[Dataset records]
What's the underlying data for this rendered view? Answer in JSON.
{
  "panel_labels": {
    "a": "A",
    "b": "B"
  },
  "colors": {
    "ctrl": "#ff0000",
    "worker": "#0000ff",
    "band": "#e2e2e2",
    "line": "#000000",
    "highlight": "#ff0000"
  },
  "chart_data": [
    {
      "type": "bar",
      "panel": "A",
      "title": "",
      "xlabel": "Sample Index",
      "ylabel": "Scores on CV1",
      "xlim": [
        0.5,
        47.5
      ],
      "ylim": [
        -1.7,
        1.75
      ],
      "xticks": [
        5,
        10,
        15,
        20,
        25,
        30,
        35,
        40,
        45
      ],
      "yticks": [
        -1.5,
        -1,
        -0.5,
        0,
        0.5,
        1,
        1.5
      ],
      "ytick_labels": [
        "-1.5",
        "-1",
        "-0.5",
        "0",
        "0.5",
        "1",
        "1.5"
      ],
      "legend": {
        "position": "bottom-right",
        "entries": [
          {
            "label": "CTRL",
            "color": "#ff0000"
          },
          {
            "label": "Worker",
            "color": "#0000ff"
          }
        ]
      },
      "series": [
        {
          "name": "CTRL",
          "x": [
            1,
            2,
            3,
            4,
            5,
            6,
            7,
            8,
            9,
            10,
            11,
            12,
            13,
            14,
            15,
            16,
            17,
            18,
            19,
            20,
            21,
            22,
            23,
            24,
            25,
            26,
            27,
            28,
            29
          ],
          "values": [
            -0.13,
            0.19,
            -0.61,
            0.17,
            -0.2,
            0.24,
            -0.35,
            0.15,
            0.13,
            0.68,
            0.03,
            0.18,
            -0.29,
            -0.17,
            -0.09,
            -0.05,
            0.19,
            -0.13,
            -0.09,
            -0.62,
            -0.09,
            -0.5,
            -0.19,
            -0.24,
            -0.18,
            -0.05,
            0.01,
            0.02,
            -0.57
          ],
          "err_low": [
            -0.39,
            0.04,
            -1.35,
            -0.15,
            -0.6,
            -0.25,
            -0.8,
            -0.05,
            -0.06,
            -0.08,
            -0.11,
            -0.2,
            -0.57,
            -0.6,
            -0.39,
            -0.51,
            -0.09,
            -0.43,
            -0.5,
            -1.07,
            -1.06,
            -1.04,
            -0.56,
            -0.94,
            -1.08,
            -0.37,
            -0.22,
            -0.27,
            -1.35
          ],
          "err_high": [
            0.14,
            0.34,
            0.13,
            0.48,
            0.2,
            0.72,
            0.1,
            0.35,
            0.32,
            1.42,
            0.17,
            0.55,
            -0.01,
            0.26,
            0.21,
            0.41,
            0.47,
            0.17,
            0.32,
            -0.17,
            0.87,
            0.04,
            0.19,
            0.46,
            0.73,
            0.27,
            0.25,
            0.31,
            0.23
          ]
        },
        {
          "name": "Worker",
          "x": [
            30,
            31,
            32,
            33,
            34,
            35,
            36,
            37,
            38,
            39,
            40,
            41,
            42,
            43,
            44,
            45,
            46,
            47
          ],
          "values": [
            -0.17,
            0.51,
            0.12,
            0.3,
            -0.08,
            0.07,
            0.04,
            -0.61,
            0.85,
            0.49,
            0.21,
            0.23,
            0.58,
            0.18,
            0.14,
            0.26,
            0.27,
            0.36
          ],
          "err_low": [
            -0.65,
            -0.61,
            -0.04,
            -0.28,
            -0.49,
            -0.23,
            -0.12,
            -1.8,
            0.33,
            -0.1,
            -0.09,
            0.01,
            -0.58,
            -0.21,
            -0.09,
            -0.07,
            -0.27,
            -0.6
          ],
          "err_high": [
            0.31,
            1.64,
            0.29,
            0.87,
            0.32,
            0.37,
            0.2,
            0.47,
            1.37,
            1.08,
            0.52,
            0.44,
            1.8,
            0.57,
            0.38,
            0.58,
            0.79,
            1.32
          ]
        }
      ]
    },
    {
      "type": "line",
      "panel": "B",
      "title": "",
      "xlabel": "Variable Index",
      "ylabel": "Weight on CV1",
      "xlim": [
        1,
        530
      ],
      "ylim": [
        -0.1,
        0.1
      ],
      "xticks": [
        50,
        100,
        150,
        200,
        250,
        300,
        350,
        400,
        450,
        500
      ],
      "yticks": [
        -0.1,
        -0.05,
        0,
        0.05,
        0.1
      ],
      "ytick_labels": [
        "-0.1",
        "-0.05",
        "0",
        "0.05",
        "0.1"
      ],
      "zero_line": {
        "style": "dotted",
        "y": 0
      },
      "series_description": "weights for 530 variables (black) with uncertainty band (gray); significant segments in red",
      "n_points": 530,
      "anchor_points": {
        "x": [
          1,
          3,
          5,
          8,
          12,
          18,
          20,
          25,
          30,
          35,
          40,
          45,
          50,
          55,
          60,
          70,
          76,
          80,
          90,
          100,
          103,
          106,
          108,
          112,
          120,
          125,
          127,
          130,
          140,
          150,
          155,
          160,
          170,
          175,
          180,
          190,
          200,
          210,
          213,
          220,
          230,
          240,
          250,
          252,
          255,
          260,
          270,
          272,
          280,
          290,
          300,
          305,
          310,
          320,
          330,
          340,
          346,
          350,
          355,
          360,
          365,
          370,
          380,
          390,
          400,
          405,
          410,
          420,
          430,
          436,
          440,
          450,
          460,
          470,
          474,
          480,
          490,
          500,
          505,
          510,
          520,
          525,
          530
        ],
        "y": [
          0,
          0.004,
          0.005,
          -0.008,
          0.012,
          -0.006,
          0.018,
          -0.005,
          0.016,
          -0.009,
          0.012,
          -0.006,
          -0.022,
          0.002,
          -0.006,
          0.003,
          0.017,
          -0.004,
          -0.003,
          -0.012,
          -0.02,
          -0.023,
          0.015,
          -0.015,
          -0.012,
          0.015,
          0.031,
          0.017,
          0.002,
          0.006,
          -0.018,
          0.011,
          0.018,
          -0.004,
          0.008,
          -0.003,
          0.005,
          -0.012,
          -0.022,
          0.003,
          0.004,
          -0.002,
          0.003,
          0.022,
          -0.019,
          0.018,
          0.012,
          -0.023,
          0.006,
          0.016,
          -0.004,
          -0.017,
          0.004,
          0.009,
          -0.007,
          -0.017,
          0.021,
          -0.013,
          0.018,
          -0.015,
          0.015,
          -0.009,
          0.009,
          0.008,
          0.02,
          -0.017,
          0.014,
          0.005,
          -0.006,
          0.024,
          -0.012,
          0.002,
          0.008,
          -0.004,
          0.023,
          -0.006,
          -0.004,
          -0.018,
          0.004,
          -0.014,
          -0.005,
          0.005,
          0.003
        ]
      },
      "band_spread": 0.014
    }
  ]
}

_What to work on_
Look through the listing and extract every line with "ylabel" in it.

_Expected answer_
      "ylabel": "Scores on CV1",
      "ylabel": "Weight on CV1",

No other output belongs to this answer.